- Task directions -
Using the data below, copy every line that contains the word "rzadkich".

- Data for processing -
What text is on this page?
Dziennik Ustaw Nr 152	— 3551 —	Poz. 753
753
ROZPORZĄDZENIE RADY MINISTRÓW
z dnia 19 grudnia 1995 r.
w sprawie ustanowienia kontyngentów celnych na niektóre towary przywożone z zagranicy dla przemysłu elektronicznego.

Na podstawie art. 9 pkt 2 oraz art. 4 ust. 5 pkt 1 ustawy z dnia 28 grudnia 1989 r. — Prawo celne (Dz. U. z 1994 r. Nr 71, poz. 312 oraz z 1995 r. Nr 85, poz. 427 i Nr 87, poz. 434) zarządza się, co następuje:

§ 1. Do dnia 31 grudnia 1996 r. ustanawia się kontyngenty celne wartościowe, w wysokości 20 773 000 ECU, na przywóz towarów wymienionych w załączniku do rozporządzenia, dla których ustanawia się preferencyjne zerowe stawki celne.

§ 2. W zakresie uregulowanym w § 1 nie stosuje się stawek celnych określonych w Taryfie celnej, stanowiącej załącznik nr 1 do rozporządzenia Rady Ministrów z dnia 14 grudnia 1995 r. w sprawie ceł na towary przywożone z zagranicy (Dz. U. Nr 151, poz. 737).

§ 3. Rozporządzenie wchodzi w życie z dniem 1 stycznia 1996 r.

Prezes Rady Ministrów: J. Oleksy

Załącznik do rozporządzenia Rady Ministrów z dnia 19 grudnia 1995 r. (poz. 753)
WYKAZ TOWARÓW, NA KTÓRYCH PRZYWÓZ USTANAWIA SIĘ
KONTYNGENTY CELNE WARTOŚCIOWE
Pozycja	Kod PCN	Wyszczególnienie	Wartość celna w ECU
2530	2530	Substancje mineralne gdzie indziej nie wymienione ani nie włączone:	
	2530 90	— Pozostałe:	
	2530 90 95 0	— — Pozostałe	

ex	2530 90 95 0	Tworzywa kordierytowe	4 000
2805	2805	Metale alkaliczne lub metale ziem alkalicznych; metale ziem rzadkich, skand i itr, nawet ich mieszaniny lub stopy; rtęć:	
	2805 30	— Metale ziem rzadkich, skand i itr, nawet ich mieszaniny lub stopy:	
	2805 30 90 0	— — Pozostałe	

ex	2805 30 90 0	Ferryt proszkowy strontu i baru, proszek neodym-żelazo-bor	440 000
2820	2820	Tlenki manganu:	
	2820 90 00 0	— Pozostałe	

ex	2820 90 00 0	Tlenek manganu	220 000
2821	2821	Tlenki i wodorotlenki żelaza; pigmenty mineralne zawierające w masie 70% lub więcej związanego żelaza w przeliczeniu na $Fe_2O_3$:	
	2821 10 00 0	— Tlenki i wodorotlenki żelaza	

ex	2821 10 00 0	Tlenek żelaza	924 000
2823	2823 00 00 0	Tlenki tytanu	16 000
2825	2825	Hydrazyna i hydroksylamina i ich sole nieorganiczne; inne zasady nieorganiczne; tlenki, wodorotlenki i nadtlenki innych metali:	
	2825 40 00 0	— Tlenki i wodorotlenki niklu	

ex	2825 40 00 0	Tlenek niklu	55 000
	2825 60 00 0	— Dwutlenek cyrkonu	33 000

- Solution to this exercise -
2805	2805	Metale alkaliczne lub metale ziem alkalicznych; metale ziem rzadkich, skand i itr, nawet ich mieszaniny lub stopy; rtęć:	
	2805 30	— Metale ziem rzadkich, skand i itr, nawet ich mieszaniny lub stopy:	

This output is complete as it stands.